Required work ->
What follows are records. Restate all of them word for word.

Data lines ->

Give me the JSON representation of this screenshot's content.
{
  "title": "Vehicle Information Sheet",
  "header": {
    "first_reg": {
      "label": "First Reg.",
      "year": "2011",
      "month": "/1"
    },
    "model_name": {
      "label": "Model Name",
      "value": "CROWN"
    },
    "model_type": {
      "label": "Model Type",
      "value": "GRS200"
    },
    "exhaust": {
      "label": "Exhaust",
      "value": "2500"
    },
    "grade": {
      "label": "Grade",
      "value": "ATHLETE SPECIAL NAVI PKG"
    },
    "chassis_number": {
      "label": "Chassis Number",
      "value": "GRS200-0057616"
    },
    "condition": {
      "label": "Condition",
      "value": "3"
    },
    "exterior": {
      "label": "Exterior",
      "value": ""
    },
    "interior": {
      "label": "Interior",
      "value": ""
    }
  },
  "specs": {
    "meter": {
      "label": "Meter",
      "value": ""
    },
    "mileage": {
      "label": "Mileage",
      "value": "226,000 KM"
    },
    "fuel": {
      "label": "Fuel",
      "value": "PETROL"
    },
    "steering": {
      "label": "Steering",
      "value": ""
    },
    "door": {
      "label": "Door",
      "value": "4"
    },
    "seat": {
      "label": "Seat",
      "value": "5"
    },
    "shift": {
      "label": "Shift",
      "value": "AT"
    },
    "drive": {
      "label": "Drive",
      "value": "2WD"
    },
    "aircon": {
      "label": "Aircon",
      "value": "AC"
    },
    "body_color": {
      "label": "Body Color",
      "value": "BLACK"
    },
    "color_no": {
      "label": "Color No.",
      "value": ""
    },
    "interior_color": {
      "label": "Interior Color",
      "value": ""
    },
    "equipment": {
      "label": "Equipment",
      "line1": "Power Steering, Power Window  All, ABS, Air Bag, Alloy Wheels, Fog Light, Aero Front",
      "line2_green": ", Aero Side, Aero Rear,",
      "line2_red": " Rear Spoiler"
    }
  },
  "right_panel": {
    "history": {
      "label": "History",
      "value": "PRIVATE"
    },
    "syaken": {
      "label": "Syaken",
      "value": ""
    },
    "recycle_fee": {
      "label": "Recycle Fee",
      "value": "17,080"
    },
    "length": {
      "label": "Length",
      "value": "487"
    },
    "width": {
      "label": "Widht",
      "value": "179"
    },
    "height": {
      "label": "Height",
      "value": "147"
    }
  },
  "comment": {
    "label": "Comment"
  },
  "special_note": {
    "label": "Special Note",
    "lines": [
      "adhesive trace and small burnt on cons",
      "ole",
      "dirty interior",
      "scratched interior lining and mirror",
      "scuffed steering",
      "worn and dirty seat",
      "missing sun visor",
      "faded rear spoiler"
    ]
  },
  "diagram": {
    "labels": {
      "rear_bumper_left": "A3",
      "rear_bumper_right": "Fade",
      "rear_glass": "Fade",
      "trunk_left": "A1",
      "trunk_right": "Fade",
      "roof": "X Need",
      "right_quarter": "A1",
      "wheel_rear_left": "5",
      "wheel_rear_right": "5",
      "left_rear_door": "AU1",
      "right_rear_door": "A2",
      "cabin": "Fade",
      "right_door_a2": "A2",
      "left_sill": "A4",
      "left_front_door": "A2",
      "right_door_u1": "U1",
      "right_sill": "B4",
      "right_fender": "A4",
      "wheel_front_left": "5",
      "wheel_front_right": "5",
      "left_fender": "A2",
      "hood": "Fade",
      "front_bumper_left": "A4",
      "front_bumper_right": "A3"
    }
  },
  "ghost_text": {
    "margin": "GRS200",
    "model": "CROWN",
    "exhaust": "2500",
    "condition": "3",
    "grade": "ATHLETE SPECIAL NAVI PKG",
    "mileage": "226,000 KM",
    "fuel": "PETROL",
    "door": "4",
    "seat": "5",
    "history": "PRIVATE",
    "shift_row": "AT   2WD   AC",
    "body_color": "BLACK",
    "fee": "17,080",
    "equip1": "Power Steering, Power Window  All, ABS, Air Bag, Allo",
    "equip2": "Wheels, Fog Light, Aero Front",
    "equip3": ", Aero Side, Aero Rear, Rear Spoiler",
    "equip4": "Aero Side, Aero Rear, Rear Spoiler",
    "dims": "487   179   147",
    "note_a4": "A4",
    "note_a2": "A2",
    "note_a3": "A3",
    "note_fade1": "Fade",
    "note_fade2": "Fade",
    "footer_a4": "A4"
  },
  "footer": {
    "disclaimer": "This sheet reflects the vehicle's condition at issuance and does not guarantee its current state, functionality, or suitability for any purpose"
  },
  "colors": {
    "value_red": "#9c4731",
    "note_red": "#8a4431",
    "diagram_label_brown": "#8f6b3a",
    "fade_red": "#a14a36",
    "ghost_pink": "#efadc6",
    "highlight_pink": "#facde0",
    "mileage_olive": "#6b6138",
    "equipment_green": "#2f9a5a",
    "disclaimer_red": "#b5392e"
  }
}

Response to this task ->
Give me the JSON representation of this screenshot's content.
{
  "title": "Vehicle Information Sheet",
  "header": {
    "first_reg": {
      "label": "First Reg.",
      "year": "2011",
      "month": "/1"
    },
    "model_name": {
      "label": "Model Name",
      "value": "CROWN"
    },
    "model_type": {
      "label": "Model Type",
      "value": "GRS200"
    },
    "exhaust": {
      "label": "Exhaust",
      "value": "2500"
    },
    "grade": {
      "label": "Grade",
      "value": "ATHLETE SPECIAL NAVI PKG"
    },
    "chassis_number": {
      "label": "Chassis Number",
      "value": "GRS200-0057616"
    },
    "condition": {
      "label": "Condition",
      "value": "3"
    },
    "exterior": {
      "label": "Exterior",
      "value": ""
    },
    "interior": {
      "label": "Interior",
      "value": ""
    }
  },
  "specs": {
    "meter": {
      "label": "Meter",
      "value": ""
    },
    "mileage": {
      "label": "Mileage",
      "value": "226,000 KM"
    },
    "fuel": {
      "label": "Fuel",
      "value": "PETROL"
    },
    "steering": {
      "label": "Steering",
      "value": ""
    },
    "door": {
      "label": "Door",
      "value": "4"
    },
    "seat": {
      "label": "Seat",
      "value": "5"
    },
    "shift": {
      "label": "Shift",
      "value": "AT"
    },
    "drive": {
      "label": "Drive",
      "value": "2WD"
    },
    "aircon": {
      "label": "Aircon",
      "value": "AC"
    },
    "body_color": {
      "label": "Body Color",
      "value": "BLACK"
    },
    "color_no": {
      "label": "Color No.",
      "value": ""
    },
    "interior_color": {
      "label": "Interior Color",
      "value": ""
    },
    "equipment": {
      "label": "Equipment",
      "line1": "Power Steering, Power Window  All, ABS, Air Bag, Alloy Wheels, Fog Light, Aero Front",
      "line2_green": ", Aero Side, Aero Rear,",
      "line2_red": " Rear Spoiler"
    }
  },
  "right_panel": {
    "history": {
      "label": "History",
      "value": "PRIVATE"
    },
    "syaken": {
      "label": "Syaken",
      "value": ""
    },
    "recycle_fee": {
      "label": "Recycle Fee",
      "value": "17,080"
    },
    "length": {
      "label": "Length",
      "value": "487"
    },
    "width": {
      "label": "Widht",
      "value": "179"
    },
    "height": {
      "label": "Height",
      "value": "147"
    }
  },
  "comment": {
    "label": "Comment"
  },
  "special_note": {
    "label": "Special Note",
    "lines": [
      "adhesive trace and small burnt on cons",
      "ole",
      "dirty interior",
      "scratched interior lining and mirror",
      "scuffed steering",
      "worn and dirty seat",
      "missing sun visor",
      "faded rear spoiler"
    ]
  },
  "diagram": {
    "labels": {
      "rear_bumper_left": "A3",
      "rear_bumper_right": "Fade",
      "rear_glass": "Fade",
      "trunk_left": "A1",
      "trunk_right": "Fade",
      "roof": "X Need",
      "right_quarter": "A1",
      "wheel_rear_left": "5",
      "wheel_rear_right": "5",
      "left_rear_door": "AU1",
      "right_rear_door": "A2",
      "cabin": "Fade",
      "right_door_a2": "A2",
      "left_sill": "A4",
      "left_front_door": "A2",
      "right_door_u1": "U1",
      "right_sill": "B4",
      "right_fender": "A4",
      "wheel_front_left": "5",
      "wheel_front_right": "5",
      "left_fender": "A2",
      "hood": "Fade",
      "front_bumper_left": "A4",
      "front_bumper_right": "A3"
    }
  },
  "ghost_text": {
    "margin": "GRS200",
    "model": "CROWN",
    "exhaust": "2500",
    "condition": "3",
    "grade": "ATHLETE SPECIAL NAVI PKG",
    "mileage": "226,000 KM",
    "fuel": "PETROL",
    "door": "4",
    "seat": "5",
    "history": "PRIVATE",
    "shift_row": "AT   2WD   AC",
    "body_color": "BLACK",
    "fee": "17,080",
    "equip1": "Power Steering, Power Window  All, ABS, Air Bag, Allo",
    "equip2": "Wheels, Fog Light, Aero Front",
    "equip3": ", Aero Side, Aero Rear, Rear Spoiler",
    "equip4": "Aero Side, Aero Rear, Rear Spoiler",
    "dims": "487   179   147",
    "note_a4": "A4",
    "note_a2": "A2",
    "note_a3": "A3",
    "note_fade1": "Fade",
    "note_fade2": "Fade",
    "footer_a4": "A4"
  },
  "footer": {
    "disclaimer": "This sheet reflects the vehicle's condition at issuance and does not guarantee its current state, functionality, or suitability for any purpose"
  },
  "colors": {
    "value_red": "#9c4731",
    "note_red": "#8a4431",
    "diagram_label_brown": "#8f6b3a",
    "fade_red": "#a14a36",
    "ghost_pink": "#efadc6",
    "highlight_pink": "#facde0",
    "mileage_olive": "#6b6138",
    "equipment_green": "#2f9a5a",
    "disclaimer_red": "#b5392e"
  }
}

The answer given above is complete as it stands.